* START *

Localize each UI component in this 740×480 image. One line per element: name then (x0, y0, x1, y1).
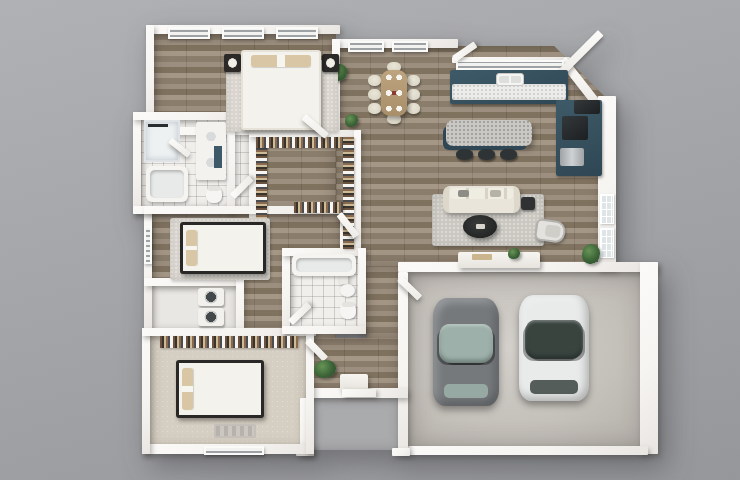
window-dining-2 (392, 41, 428, 52)
side-table (521, 197, 535, 210)
front-door (342, 389, 376, 397)
toilet (206, 186, 222, 203)
sofa (443, 186, 520, 213)
dining-chair-1 (368, 75, 381, 86)
car-white (519, 295, 589, 401)
bedroom3-mat (214, 424, 256, 438)
coffee-table (463, 215, 497, 238)
plant-entry (314, 360, 336, 378)
kitchen-counter-top (452, 84, 566, 100)
car-gray (433, 298, 499, 406)
patio-door-open (558, 30, 603, 75)
window-living-2 (600, 228, 614, 258)
nightstand-right (322, 54, 339, 72)
wall-porch-right-foot (392, 448, 410, 456)
floor-porch (312, 398, 400, 450)
dining-chair-3 (368, 103, 381, 114)
nightstand-left (224, 54, 241, 72)
oven (560, 148, 584, 166)
bathtub (146, 166, 188, 202)
floorplan (0, 0, 740, 480)
plant-hall-corner (345, 114, 358, 127)
wall-bath2-right (358, 248, 366, 334)
window-master-2 (222, 27, 264, 39)
vanity-accent (214, 146, 222, 168)
wall-master-left (146, 25, 154, 120)
wall-masterbath-left (133, 112, 141, 214)
closet-rack-mid (294, 202, 343, 213)
window-living-1 (600, 194, 614, 224)
window-dining-1 (348, 41, 384, 52)
window-kitchen (456, 60, 564, 70)
floor-hall-corridor (366, 266, 402, 338)
sink-pedestal (340, 284, 355, 297)
window-bedroom2 (144, 226, 152, 264)
bedroom2-bed (180, 222, 266, 274)
washer (198, 288, 224, 306)
wall-garage-right (640, 262, 658, 454)
dining-chair-6 (407, 103, 420, 114)
window-master-1 (168, 27, 210, 39)
window-bedroom3 (204, 446, 264, 455)
refrigerator (574, 100, 600, 114)
wall-garage-left (398, 272, 408, 454)
kitchen-sink (496, 73, 524, 86)
island-stool-2 (478, 149, 495, 160)
wall-bath2-bottom (282, 326, 366, 334)
dryer (198, 308, 224, 326)
island-stool-3 (500, 149, 517, 160)
dining-chair-4 (407, 75, 420, 86)
wall-bedroom2-left (144, 206, 152, 332)
bedroom3-bed (176, 360, 264, 418)
dining-chair-5 (407, 89, 420, 100)
plant-console (508, 248, 520, 259)
media-console (458, 252, 540, 268)
wall-bedroom3-left (142, 328, 150, 454)
console-decor (472, 254, 492, 260)
entry-console (340, 374, 368, 390)
floorplan-3d-render (0, 0, 740, 480)
toilet2 (340, 302, 356, 319)
stove-cooktop (562, 116, 588, 140)
kitchen-island (446, 120, 532, 146)
island-stool-1 (456, 149, 473, 160)
window-master-3 (276, 27, 318, 39)
accent-chair (534, 218, 567, 244)
wall-garage-bottom (408, 446, 648, 455)
plant-living-corner (582, 244, 600, 264)
bedroom3-closet-rack (160, 336, 298, 348)
closet-rack-top (256, 137, 352, 148)
dining-table (381, 70, 407, 116)
bathtub2 (292, 254, 356, 276)
dining-chair-2 (368, 89, 381, 100)
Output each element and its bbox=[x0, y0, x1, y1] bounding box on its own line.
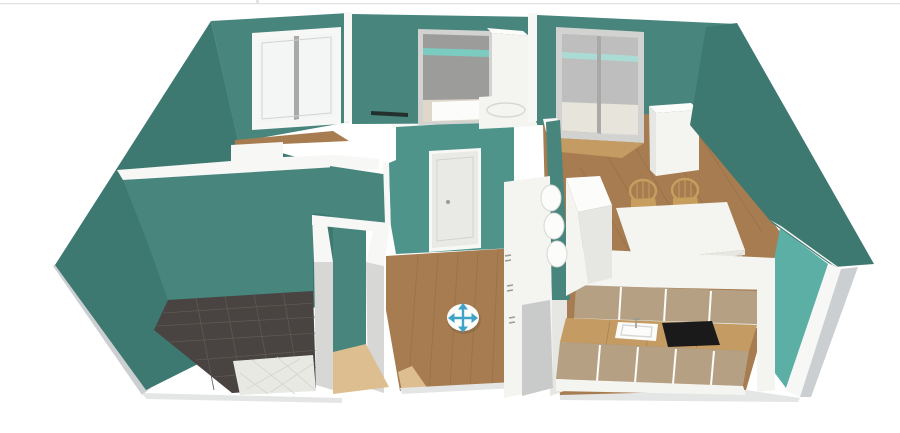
top-border-tick bbox=[256, 0, 259, 4]
kitchen-peninsula bbox=[566, 176, 612, 296]
wardrobe-round-shelf-2 bbox=[544, 213, 564, 239]
utility-floor-tray bbox=[432, 100, 487, 121]
bathroom-doorway bbox=[312, 215, 389, 394]
tall-cabinet bbox=[649, 103, 699, 176]
entry-door-knob bbox=[446, 200, 450, 204]
window-mullion bbox=[294, 36, 299, 120]
top-border-line bbox=[0, 3, 900, 4]
wardrobe-shaded-panel bbox=[522, 300, 553, 396]
floorplanner-3d-viewport bbox=[0, 0, 900, 433]
wardrobe-round-shelf-1 bbox=[541, 185, 561, 211]
hallway bbox=[386, 112, 518, 394]
tall-cabinet-side bbox=[649, 106, 656, 176]
bathroom-white-tile bbox=[233, 355, 316, 395]
floorplan-scene bbox=[0, 0, 900, 433]
utility-living-wall-top bbox=[528, 13, 537, 123]
entry-door bbox=[432, 151, 478, 248]
sliding-door-mullion bbox=[597, 36, 601, 134]
doorway-jamb-left bbox=[314, 262, 333, 390]
kitchen-right-end-panel bbox=[757, 260, 775, 392]
utility-room bbox=[344, 12, 540, 129]
cooktop bbox=[662, 321, 720, 347]
bedroom-window bbox=[252, 27, 341, 130]
wardrobe-round-shelf-3 bbox=[547, 241, 567, 267]
doorway-wall-face bbox=[333, 224, 366, 359]
sliding-door-glass-right bbox=[601, 36, 638, 135]
sliding-door-glass-left bbox=[562, 34, 597, 133]
utility-cabinet bbox=[492, 33, 529, 97]
balcony-sliding-door bbox=[556, 27, 644, 158]
bedroom-utility-wall-top bbox=[344, 12, 352, 123]
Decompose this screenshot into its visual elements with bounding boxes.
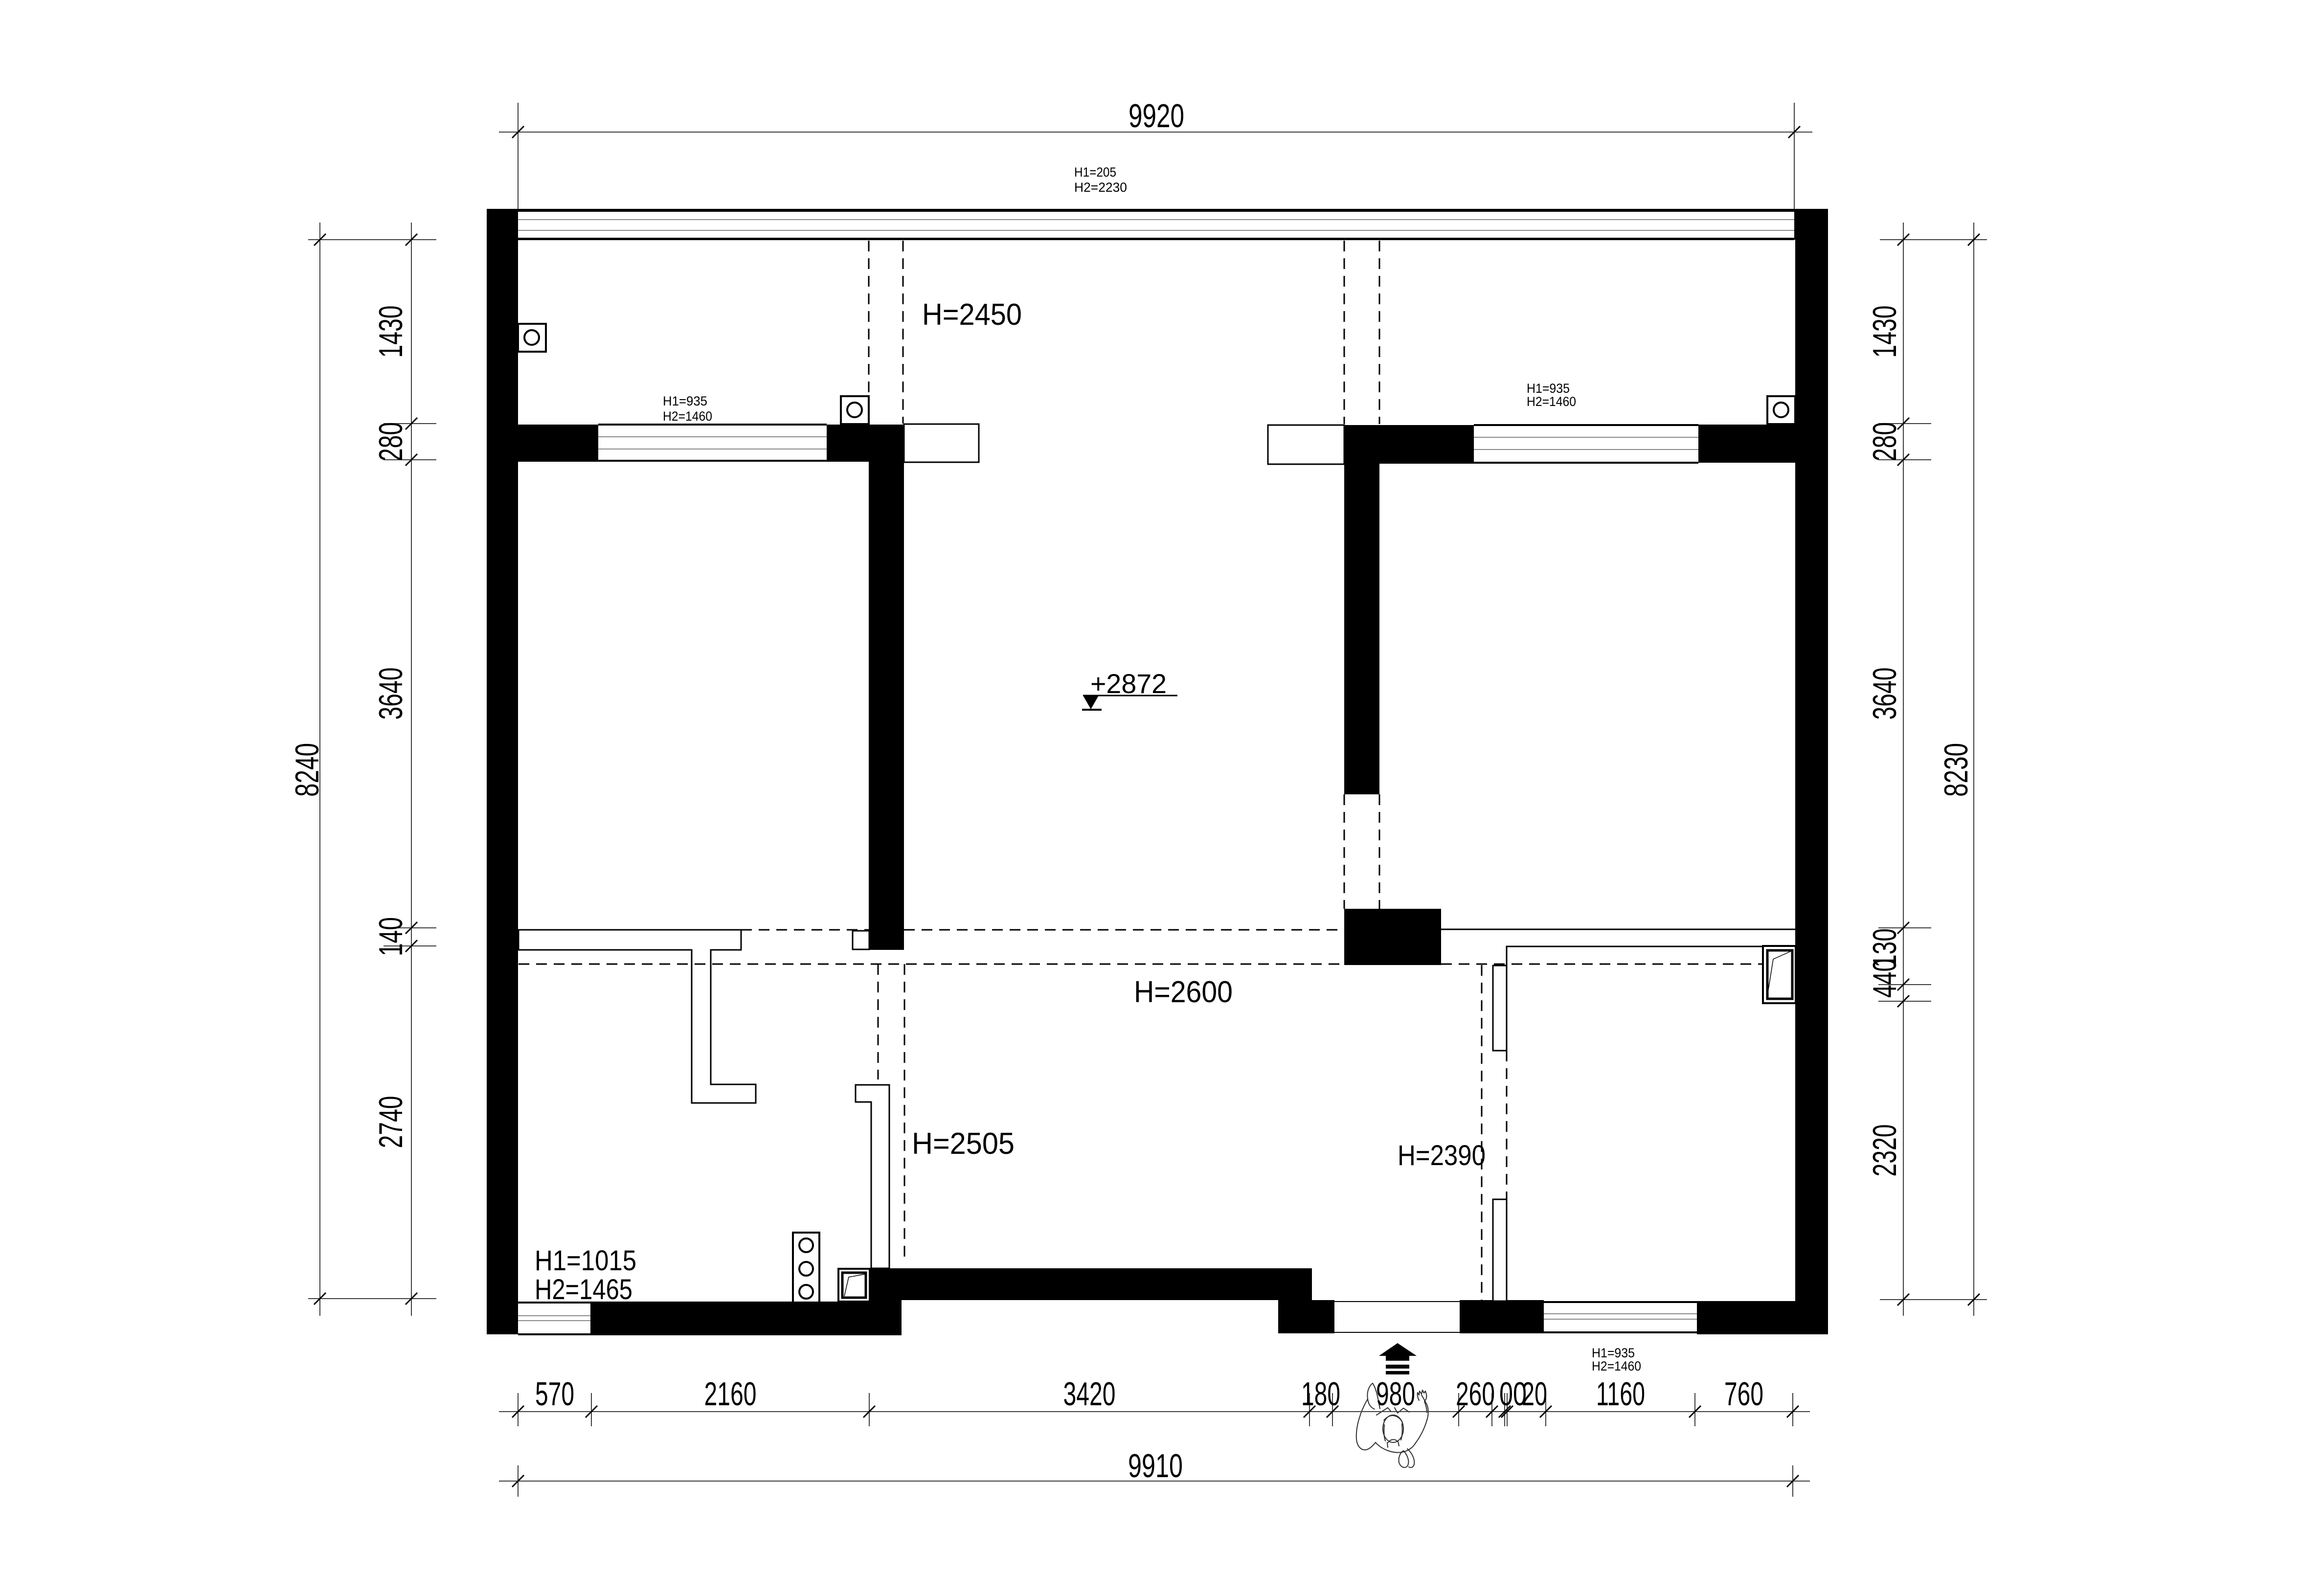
svg-text:H2=2230: H2=2230 [1074, 180, 1127, 195]
svg-text:2740: 2740 [372, 1096, 409, 1148]
svg-text:H2=1460: H2=1460 [663, 409, 712, 424]
svg-text:570: 570 [535, 1375, 574, 1413]
svg-text:H2=1460: H2=1460 [1527, 394, 1576, 409]
svg-text:2160: 2160 [704, 1375, 757, 1413]
svg-text:140: 140 [372, 917, 409, 956]
svg-text:9910: 9910 [1128, 1447, 1183, 1484]
svg-text:280: 280 [372, 422, 409, 461]
svg-text:8230: 8230 [1938, 743, 1975, 797]
svg-text:9920: 9920 [1128, 97, 1184, 135]
svg-text:H1=205: H1=205 [1074, 165, 1116, 180]
svg-text:H=2390: H=2390 [1398, 1140, 1486, 1171]
svg-text:2320: 2320 [1866, 1124, 1903, 1177]
svg-text:130: 130 [1866, 928, 1903, 967]
svg-text:760: 760 [1724, 1375, 1763, 1413]
svg-text:20: 20 [1522, 1375, 1547, 1413]
svg-text:180: 180 [1301, 1375, 1340, 1413]
svg-text:3640: 3640 [372, 668, 409, 720]
svg-text:8240: 8240 [289, 743, 326, 797]
svg-text:1430: 1430 [372, 306, 409, 358]
svg-text:H2=1465: H2=1465 [535, 1274, 632, 1305]
svg-text:1160: 1160 [1596, 1375, 1645, 1413]
svg-text:H1=935: H1=935 [1592, 1346, 1635, 1360]
svg-text:260: 260 [1456, 1375, 1495, 1413]
svg-text:H=2600: H=2600 [1134, 975, 1233, 1009]
svg-text:3640: 3640 [1866, 668, 1903, 720]
svg-text:1430: 1430 [1866, 306, 1903, 358]
svg-text:H=2450: H=2450 [922, 298, 1022, 332]
svg-text:3420: 3420 [1063, 1375, 1116, 1413]
svg-text:+2872: +2872 [1090, 668, 1167, 699]
svg-text:H1=935: H1=935 [663, 394, 707, 408]
svg-text:H1=1015: H1=1015 [535, 1245, 636, 1277]
svg-text:H2=1460: H2=1460 [1592, 1359, 1641, 1373]
svg-text:H1=935: H1=935 [1527, 381, 1570, 396]
svg-text:H=2505: H=2505 [912, 1127, 1015, 1161]
svg-text:280: 280 [1866, 422, 1903, 461]
svg-text:980: 980 [1376, 1375, 1415, 1413]
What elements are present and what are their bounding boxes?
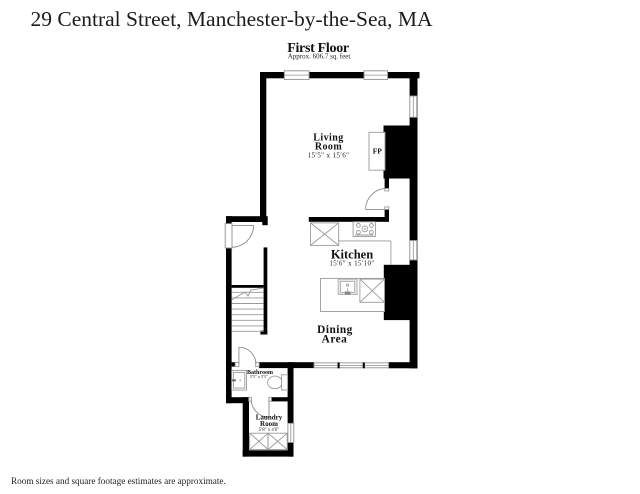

* END *

◆ **REQUEST**
Print every line of the material above verbatim, from start to finish. Omit the pictures.

◆ **RESULT OF THE TASK**
Localize each UI component in this 740×480 image. One line per element: name then (x0, y0, x1, y1).
window-dining-2 (392, 41, 428, 52)
side-table (521, 197, 535, 210)
front-door (342, 389, 376, 397)
toilet (206, 186, 222, 203)
sofa (443, 186, 520, 213)
dining-chair-1 (368, 75, 381, 86)
car-white (519, 295, 589, 401)
bedroom3-mat (214, 424, 256, 438)
coffee-table (463, 215, 497, 238)
plant-entry (314, 360, 336, 378)
kitchen-counter-top (452, 84, 566, 100)
car-gray (433, 298, 499, 406)
patio-door-open (558, 30, 603, 75)
window-living-2 (600, 228, 614, 258)
nightstand-right (322, 54, 339, 72)
wall-porch-right-foot (392, 448, 410, 456)
floor-porch (312, 398, 400, 450)
dining-chair-3 (368, 103, 381, 114)
nightstand-left (224, 54, 241, 72)
oven (560, 148, 584, 166)
bathtub (146, 166, 188, 202)
floorplan (0, 0, 740, 480)
plant-hall-corner (345, 114, 358, 127)
wall-bath2-right (358, 248, 366, 334)
window-master-2 (222, 27, 264, 39)
vanity-accent (214, 146, 222, 168)
wall-master-left (146, 25, 154, 120)
wall-masterbath-left (133, 112, 141, 214)
closet-rack-mid (294, 202, 343, 213)
window-living-1 (600, 194, 614, 224)
window-dining-1 (348, 41, 384, 52)
window-kitchen (456, 60, 564, 70)
floor-hall-corridor (366, 266, 402, 338)
sink-pedestal (340, 284, 355, 297)
window-bedroom2 (144, 226, 152, 264)
bedroom2-bed (180, 222, 266, 274)
washer (198, 288, 224, 306)
wall-garage-right (640, 262, 658, 454)
dining-chair-6 (407, 103, 420, 114)
window-master-1 (168, 27, 210, 39)
window-bedroom3 (204, 446, 264, 455)
refrigerator (574, 100, 600, 114)
wall-garage-left (398, 272, 408, 454)
kitchen-sink (496, 73, 524, 86)
island-stool-2 (478, 149, 495, 160)
wall-bath2-bottom (282, 326, 366, 334)
dryer (198, 308, 224, 326)
island-stool-3 (500, 149, 517, 160)
dining-chair-4 (407, 75, 420, 86)
wall-bedroom2-left (144, 206, 152, 332)
bedroom3-bed (176, 360, 264, 418)
dining-chair-5 (407, 89, 420, 100)
plant-console (508, 248, 520, 259)
media-console (458, 252, 540, 268)
wall-bedroom3-left (142, 328, 150, 454)
console-decor (472, 254, 492, 260)
entry-console (340, 374, 368, 390)
floorplan-3d-render (0, 0, 740, 480)
toilet2 (340, 302, 356, 319)
stove-cooktop (562, 116, 588, 140)
kitchen-island (446, 120, 532, 146)
island-stool-1 (456, 149, 473, 160)
window-master-3 (276, 27, 318, 39)
accent-chair (534, 218, 567, 244)
wall-garage-bottom (408, 446, 648, 455)
plant-living-corner (582, 244, 600, 264)
bedroom3-closet-rack (160, 336, 298, 348)
closet-rack-top (256, 137, 352, 148)
dining-table (381, 70, 407, 116)
bathtub2 (292, 254, 356, 276)
dining-chair-2 (368, 89, 381, 100)
Output each element and its bbox=[x0, y0, x1, y1] bounding box on its own line.
top-border-tick bbox=[256, 0, 259, 4]
kitchen-peninsula bbox=[566, 176, 612, 296]
wardrobe-round-shelf-2 bbox=[544, 213, 564, 239]
utility-floor-tray bbox=[432, 100, 487, 121]
bathroom-doorway bbox=[312, 215, 389, 394]
tall-cabinet bbox=[649, 103, 699, 176]
entry-door-knob bbox=[446, 200, 450, 204]
window-mullion bbox=[294, 36, 299, 120]
top-border-line bbox=[0, 3, 900, 4]
wardrobe-shaded-panel bbox=[522, 300, 553, 396]
floorplanner-3d-viewport bbox=[0, 0, 900, 433]
wardrobe-round-shelf-1 bbox=[541, 185, 561, 211]
hallway bbox=[386, 112, 518, 394]
tall-cabinet-side bbox=[649, 106, 656, 176]
bathroom-white-tile bbox=[233, 355, 316, 395]
floorplan-scene bbox=[0, 0, 900, 433]
utility-living-wall-top bbox=[528, 13, 537, 123]
entry-door bbox=[432, 151, 478, 248]
sliding-door-mullion bbox=[597, 36, 601, 134]
doorway-jamb-left bbox=[314, 262, 333, 390]
kitchen-right-end-panel bbox=[757, 260, 775, 392]
utility-room bbox=[344, 12, 540, 129]
cooktop bbox=[662, 321, 720, 347]
bedroom-window bbox=[252, 27, 341, 130]
wardrobe-round-shelf-3 bbox=[547, 241, 567, 267]
doorway-wall-face bbox=[333, 224, 366, 359]
sliding-door-glass-right bbox=[601, 36, 638, 135]
sliding-door-glass-left bbox=[562, 34, 597, 133]
utility-cabinet bbox=[492, 33, 529, 97]
balcony-sliding-door bbox=[556, 27, 644, 158]
bedroom-utility-wall-top bbox=[344, 12, 352, 123]
Decompose this screenshot into its visual elements with bounding boxes.
svg-text:H2=2230: H2=2230 [1074, 180, 1127, 195]
svg-text:2740: 2740 [372, 1096, 409, 1148]
svg-text:H2=1460: H2=1460 [663, 409, 712, 424]
svg-text:570: 570 [535, 1375, 574, 1413]
svg-text:H2=1460: H2=1460 [1527, 394, 1576, 409]
svg-text:2160: 2160 [704, 1375, 757, 1413]
svg-text:140: 140 [372, 917, 409, 956]
svg-text:9910: 9910 [1128, 1447, 1183, 1484]
svg-text:280: 280 [372, 422, 409, 461]
svg-text:8230: 8230 [1938, 743, 1975, 797]
svg-text:9920: 9920 [1128, 97, 1184, 135]
svg-text:H1=205: H1=205 [1074, 165, 1116, 180]
svg-text:H=2390: H=2390 [1398, 1140, 1486, 1171]
svg-text:2320: 2320 [1866, 1124, 1903, 1177]
svg-text:130: 130 [1866, 928, 1903, 967]
svg-text:760: 760 [1724, 1375, 1763, 1413]
svg-text:20: 20 [1522, 1375, 1547, 1413]
svg-text:180: 180 [1301, 1375, 1340, 1413]
svg-text:3640: 3640 [372, 668, 409, 720]
svg-text:8240: 8240 [289, 743, 326, 797]
svg-text:1430: 1430 [372, 306, 409, 358]
svg-text:H2=1465: H2=1465 [535, 1274, 632, 1305]
svg-text:1160: 1160 [1596, 1375, 1645, 1413]
svg-text:H1=935: H1=935 [1592, 1346, 1635, 1360]
svg-text:260: 260 [1456, 1375, 1495, 1413]
svg-text:H=2600: H=2600 [1134, 975, 1233, 1009]
svg-text:3640: 3640 [1866, 668, 1903, 720]
svg-text:1430: 1430 [1866, 306, 1903, 358]
svg-text:H=2450: H=2450 [922, 298, 1022, 332]
svg-text:3420: 3420 [1063, 1375, 1116, 1413]
svg-text:+2872: +2872 [1090, 668, 1167, 699]
svg-text:H1=935: H1=935 [663, 394, 707, 408]
svg-text:H1=1015: H1=1015 [535, 1245, 636, 1277]
svg-text:H2=1460: H2=1460 [1592, 1359, 1641, 1373]
svg-text:H1=935: H1=935 [1527, 381, 1570, 396]
svg-text:H=2505: H=2505 [912, 1127, 1015, 1161]
svg-text:280: 280 [1866, 422, 1903, 461]
svg-text:980: 980 [1376, 1375, 1415, 1413]
What elements are present and what are their bounding boxes?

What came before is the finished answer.